MATERIAL SHOWN:
● ● ● ● ●

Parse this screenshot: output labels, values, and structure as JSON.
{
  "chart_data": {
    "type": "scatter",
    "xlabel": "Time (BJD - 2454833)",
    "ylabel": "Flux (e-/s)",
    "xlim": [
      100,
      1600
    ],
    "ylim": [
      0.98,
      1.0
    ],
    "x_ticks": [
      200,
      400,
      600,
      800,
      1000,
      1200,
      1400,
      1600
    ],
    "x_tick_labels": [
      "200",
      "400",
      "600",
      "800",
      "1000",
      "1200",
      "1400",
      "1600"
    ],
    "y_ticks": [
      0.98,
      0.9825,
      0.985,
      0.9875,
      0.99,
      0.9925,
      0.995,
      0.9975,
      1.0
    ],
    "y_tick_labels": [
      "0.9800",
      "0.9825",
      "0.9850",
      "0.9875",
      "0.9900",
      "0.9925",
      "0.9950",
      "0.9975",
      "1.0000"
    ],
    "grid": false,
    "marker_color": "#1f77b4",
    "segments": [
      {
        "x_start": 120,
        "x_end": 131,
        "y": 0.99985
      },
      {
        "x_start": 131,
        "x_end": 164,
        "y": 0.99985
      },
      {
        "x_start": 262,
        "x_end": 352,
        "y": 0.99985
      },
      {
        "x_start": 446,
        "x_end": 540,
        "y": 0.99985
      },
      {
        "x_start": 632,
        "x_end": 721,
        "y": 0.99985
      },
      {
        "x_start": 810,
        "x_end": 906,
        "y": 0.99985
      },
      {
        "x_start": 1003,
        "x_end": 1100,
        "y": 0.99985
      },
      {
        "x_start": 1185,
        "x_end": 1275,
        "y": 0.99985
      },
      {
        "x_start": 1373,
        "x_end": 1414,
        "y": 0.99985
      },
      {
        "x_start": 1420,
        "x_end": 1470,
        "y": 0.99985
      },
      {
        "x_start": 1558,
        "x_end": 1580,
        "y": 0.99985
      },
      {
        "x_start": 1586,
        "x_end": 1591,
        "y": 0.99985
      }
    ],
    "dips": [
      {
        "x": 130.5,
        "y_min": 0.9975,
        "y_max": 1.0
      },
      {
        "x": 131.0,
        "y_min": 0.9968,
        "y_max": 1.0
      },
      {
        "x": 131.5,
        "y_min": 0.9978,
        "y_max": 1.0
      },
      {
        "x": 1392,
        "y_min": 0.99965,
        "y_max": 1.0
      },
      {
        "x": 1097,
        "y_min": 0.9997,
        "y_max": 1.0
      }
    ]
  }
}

● ● ● ● ●

Reproduce all data above, unchanged.

Parse this screenshot: output labels, values, and structure as JSON.
{
  "chart_data": {
    "type": "scatter",
    "xlabel": "Time (BJD - 2454833)",
    "ylabel": "Flux (e-/s)",
    "xlim": [
      100,
      1600
    ],
    "ylim": [
      0.98,
      1.0
    ],
    "x_ticks": [
      200,
      400,
      600,
      800,
      1000,
      1200,
      1400,
      1600
    ],
    "x_tick_labels": [
      "200",
      "400",
      "600",
      "800",
      "1000",
      "1200",
      "1400",
      "1600"
    ],
    "y_ticks": [
      0.98,
      0.9825,
      0.985,
      0.9875,
      0.99,
      0.9925,
      0.995,
      0.9975,
      1.0
    ],
    "y_tick_labels": [
      "0.9800",
      "0.9825",
      "0.9850",
      "0.9875",
      "0.9900",
      "0.9925",
      "0.9950",
      "0.9975",
      "1.0000"
    ],
    "grid": false,
    "marker_color": "#1f77b4",
    "segments": [
      {
        "x_start": 120,
        "x_end": 131,
        "y": 0.99985
      },
      {
        "x_start": 131,
        "x_end": 164,
        "y": 0.99985
      },
      {
        "x_start": 262,
        "x_end": 352,
        "y": 0.99985
      },
      {
        "x_start": 446,
        "x_end": 540,
        "y": 0.99985
      },
      {
        "x_start": 632,
        "x_end": 721,
        "y": 0.99985
      },
      {
        "x_start": 810,
        "x_end": 906,
        "y": 0.99985
      },
      {
        "x_start": 1003,
        "x_end": 1100,
        "y": 0.99985
      },
      {
        "x_start": 1185,
        "x_end": 1275,
        "y": 0.99985
      },
      {
        "x_start": 1373,
        "x_end": 1414,
        "y": 0.99985
      },
      {
        "x_start": 1420,
        "x_end": 1470,
        "y": 0.99985
      },
      {
        "x_start": 1558,
        "x_end": 1580,
        "y": 0.99985
      },
      {
        "x_start": 1586,
        "x_end": 1591,
        "y": 0.99985
      }
    ],
    "dips": [
      {
        "x": 130.5,
        "y_min": 0.9975,
        "y_max": 1.0
      },
      {
        "x": 131.0,
        "y_min": 0.9968,
        "y_max": 1.0
      },
      {
        "x": 131.5,
        "y_min": 0.9978,
        "y_max": 1.0
      },
      {
        "x": 1392,
        "y_min": 0.99965,
        "y_max": 1.0
      },
      {
        "x": 1097,
        "y_min": 0.9997,
        "y_max": 1.0
      }
    ]
  }
}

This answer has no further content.